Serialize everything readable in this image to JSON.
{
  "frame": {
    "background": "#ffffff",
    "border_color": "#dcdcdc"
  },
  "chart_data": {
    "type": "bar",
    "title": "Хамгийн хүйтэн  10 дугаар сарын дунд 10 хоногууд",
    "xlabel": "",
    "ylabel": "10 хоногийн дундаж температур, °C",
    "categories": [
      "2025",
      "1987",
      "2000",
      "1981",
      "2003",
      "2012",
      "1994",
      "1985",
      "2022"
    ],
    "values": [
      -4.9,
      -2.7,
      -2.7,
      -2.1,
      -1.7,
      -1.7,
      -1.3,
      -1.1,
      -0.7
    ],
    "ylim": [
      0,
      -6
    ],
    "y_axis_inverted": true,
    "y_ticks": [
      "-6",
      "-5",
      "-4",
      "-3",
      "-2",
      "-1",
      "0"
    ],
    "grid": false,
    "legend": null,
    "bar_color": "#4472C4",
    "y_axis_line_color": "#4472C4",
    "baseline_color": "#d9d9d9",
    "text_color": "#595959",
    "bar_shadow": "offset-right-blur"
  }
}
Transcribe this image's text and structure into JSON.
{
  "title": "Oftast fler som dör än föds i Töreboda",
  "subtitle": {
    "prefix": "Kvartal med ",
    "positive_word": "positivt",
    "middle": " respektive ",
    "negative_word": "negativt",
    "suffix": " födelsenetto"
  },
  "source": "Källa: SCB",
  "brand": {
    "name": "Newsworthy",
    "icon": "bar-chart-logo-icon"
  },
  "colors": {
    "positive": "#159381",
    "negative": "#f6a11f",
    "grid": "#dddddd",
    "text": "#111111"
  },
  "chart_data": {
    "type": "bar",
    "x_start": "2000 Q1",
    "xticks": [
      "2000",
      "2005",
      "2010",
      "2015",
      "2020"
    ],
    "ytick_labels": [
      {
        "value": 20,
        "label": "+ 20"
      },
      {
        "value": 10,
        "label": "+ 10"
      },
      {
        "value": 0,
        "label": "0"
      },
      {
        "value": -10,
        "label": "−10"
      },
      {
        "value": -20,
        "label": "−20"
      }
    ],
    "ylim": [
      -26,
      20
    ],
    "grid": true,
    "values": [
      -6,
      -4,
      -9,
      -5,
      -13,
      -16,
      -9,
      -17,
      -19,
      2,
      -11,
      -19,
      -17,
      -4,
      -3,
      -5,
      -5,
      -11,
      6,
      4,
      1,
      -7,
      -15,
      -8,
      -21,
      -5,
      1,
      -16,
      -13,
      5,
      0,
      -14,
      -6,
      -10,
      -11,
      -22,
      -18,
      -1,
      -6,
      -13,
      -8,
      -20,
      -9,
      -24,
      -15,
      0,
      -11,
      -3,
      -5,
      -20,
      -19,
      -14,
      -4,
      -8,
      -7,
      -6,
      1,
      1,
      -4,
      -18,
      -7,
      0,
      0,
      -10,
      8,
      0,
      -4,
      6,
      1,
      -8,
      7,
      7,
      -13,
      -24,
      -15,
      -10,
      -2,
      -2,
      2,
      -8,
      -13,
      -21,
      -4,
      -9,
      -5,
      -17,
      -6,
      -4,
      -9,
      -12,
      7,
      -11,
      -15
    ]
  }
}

- [SET TASK] Note each line of the entries that has "image" in it, and copy those lines.

- [REPLY]
Serialize everything readable in this image to JSON.
Transcribe this image's text and structure into JSON.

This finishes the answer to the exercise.